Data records
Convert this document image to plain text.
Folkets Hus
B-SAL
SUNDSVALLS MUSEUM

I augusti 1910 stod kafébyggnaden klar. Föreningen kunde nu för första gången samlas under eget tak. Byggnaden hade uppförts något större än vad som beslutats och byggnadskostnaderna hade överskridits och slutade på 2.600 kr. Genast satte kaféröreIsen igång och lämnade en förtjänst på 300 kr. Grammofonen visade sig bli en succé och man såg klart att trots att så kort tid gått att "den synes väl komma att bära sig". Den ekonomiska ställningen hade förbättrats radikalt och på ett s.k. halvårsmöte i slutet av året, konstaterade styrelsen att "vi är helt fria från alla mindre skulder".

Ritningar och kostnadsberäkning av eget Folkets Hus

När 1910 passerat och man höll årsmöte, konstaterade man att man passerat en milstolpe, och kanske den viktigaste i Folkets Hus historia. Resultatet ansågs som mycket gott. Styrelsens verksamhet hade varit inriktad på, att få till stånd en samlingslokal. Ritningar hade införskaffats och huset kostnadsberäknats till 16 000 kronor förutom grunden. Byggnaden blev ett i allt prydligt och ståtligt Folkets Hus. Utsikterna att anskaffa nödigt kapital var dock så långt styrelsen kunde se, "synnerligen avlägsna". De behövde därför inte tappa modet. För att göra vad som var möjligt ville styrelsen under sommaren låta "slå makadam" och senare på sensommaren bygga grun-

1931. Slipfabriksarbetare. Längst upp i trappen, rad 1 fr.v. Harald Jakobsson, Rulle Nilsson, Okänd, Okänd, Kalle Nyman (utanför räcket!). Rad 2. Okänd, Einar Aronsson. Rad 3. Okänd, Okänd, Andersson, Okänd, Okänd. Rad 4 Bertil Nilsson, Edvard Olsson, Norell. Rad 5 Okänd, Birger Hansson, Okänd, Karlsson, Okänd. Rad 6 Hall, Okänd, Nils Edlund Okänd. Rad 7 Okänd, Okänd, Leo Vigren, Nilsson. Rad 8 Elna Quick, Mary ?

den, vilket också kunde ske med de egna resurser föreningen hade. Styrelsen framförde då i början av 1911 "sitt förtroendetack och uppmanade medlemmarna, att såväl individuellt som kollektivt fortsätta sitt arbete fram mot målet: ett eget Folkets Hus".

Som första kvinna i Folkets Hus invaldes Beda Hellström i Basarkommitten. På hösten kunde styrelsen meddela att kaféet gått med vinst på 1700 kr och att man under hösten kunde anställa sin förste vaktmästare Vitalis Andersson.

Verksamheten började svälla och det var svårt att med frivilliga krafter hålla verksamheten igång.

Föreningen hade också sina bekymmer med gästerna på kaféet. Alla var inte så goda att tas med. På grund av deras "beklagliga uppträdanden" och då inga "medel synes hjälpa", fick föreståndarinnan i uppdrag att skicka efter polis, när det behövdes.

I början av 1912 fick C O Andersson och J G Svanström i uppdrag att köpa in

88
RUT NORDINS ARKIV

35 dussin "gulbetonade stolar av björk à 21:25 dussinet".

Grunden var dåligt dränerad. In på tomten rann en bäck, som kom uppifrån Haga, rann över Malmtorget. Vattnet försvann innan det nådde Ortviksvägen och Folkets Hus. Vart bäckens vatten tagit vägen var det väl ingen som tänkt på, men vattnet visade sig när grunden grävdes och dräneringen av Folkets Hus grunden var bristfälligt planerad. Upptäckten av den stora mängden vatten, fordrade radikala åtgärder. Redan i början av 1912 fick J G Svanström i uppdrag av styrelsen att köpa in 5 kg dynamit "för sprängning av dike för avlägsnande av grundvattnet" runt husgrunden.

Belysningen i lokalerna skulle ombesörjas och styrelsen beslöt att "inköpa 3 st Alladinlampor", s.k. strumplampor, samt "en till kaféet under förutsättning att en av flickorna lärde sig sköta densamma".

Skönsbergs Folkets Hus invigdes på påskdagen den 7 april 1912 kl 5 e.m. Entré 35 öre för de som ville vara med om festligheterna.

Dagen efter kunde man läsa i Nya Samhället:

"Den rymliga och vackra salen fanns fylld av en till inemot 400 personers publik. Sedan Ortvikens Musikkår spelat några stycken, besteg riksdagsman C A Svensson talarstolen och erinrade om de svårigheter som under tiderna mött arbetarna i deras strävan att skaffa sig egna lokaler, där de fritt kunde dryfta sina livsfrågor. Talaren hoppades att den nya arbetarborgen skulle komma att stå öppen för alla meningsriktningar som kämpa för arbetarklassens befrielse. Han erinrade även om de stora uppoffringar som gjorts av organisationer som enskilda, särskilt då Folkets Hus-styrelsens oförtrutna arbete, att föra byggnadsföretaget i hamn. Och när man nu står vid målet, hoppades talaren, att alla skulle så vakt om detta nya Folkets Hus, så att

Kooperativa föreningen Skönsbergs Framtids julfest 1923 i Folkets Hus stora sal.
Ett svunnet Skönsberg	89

* _Exercise objective_
Repeat all the records. Match each line exactly.

* _Full solution_
Convert this document image to plain text.
Folkets Hus
B-SAL
SUNDSVALLS MUSEUM

I augusti 1910 stod kafébyggnaden klar. Föreningen kunde nu för första gången samlas under eget tak. Byggnaden hade uppförts något större än vad som beslutats och byggnadskostnaderna hade överskridits och slutade på 2.600 kr. Genast satte kaféröreIsen igång och lämnade en förtjänst på 300 kr. Grammofonen visade sig bli en succé och man såg klart att trots att så kort tid gått att "den synes väl komma att bära sig". Den ekonomiska ställningen hade förbättrats radikalt och på ett s.k. halvårsmöte i slutet av året, konstaterade styrelsen att "vi är helt fria från alla mindre skulder".

Ritningar och kostnadsberäkning av eget Folkets Hus

När 1910 passerat och man höll årsmöte, konstaterade man att man passerat en milstolpe, och kanske den viktigaste i Folkets Hus historia. Resultatet ansågs som mycket gott. Styrelsens verksamhet hade varit inriktad på, att få till stånd en samlingslokal. Ritningar hade införskaffats och huset kostnadsberäknats till 16 000 kronor förutom grunden. Byggnaden blev ett i allt prydligt och ståtligt Folkets Hus. Utsikterna att anskaffa nödigt kapital var dock så långt styrelsen kunde se, "synnerligen avlägsna". De behövde därför inte tappa modet. För att göra vad som var möjligt ville styrelsen under sommaren låta "slå makadam" och senare på sensommaren bygga grun-

1931. Slipfabriksarbetare. Längst upp i trappen, rad 1 fr.v. Harald Jakobsson, Rulle Nilsson, Okänd, Okänd, Kalle Nyman (utanför räcket!). Rad 2. Okänd, Einar Aronsson. Rad 3. Okänd, Okänd, Andersson, Okänd, Okänd. Rad 4 Bertil Nilsson, Edvard Olsson, Norell. Rad 5 Okänd, Birger Hansson, Okänd, Karlsson, Okänd. Rad 6 Hall, Okänd, Nils Edlund Okänd. Rad 7 Okänd, Okänd, Leo Vigren, Nilsson. Rad 8 Elna Quick, Mary ?

den, vilket också kunde ske med de egna resurser föreningen hade. Styrelsen framförde då i början av 1911 "sitt förtroendetack och uppmanade medlemmarna, att såväl individuellt som kollektivt fortsätta sitt arbete fram mot målet: ett eget Folkets Hus".

Som första kvinna i Folkets Hus invaldes Beda Hellström i Basarkommitten. På hösten kunde styrelsen meddela att kaféet gått med vinst på 1700 kr och att man under hösten kunde anställa sin förste vaktmästare Vitalis Andersson.

Verksamheten började svälla och det var svårt att med frivilliga krafter hålla verksamheten igång.

Föreningen hade också sina bekymmer med gästerna på kaféet. Alla var inte så goda att tas med. På grund av deras "beklagliga uppträdanden" och då inga "medel synes hjälpa", fick föreståndarinnan i uppdrag att skicka efter polis, när det behövdes.

I början av 1912 fick C O Andersson och J G Svanström i uppdrag att köpa in

88
RUT NORDINS ARKIV

35 dussin "gulbetonade stolar av björk à 21:25 dussinet".

Grunden var dåligt dränerad. In på tomten rann en bäck, som kom uppifrån Haga, rann över Malmtorget. Vattnet försvann innan det nådde Ortviksvägen och Folkets Hus. Vart bäckens vatten tagit vägen var det väl ingen som tänkt på, men vattnet visade sig när grunden grävdes och dräneringen av Folkets Hus grunden var bristfälligt planerad. Upptäckten av den stora mängden vatten, fordrade radikala åtgärder. Redan i början av 1912 fick J G Svanström i uppdrag av styrelsen att köpa in 5 kg dynamit "för sprängning av dike för avlägsnande av grundvattnet" runt husgrunden.

Belysningen i lokalerna skulle ombesörjas och styrelsen beslöt att "inköpa 3 st Alladinlampor", s.k. strumplampor, samt "en till kaféet under förutsättning att en av flickorna lärde sig sköta densamma".

Skönsbergs Folkets Hus invigdes på påskdagen den 7 april 1912 kl 5 e.m. Entré 35 öre för de som ville vara med om festligheterna.

Dagen efter kunde man läsa i Nya Samhället:

"Den rymliga och vackra salen fanns fylld av en till inemot 400 personers publik. Sedan Ortvikens Musikkår spelat några stycken, besteg riksdagsman C A Svensson talarstolen och erinrade om de svårigheter som under tiderna mött arbetarna i deras strävan att skaffa sig egna lokaler, där de fritt kunde dryfta sina livsfrågor. Talaren hoppades att den nya arbetarborgen skulle komma att stå öppen för alla meningsriktningar som kämpa för arbetarklassens befrielse. Han erinrade även om de stora uppoffringar som gjorts av organisationer som enskilda, särskilt då Folkets Hus-styrelsens oförtrutna arbete, att föra byggnadsföretaget i hamn. Och när man nu står vid målet, hoppades talaren, att alla skulle så vakt om detta nya Folkets Hus, så att

Kooperativa föreningen Skönsbergs Framtids julfest 1923 i Folkets Hus stora sal.
Ett svunnet Skönsberg	89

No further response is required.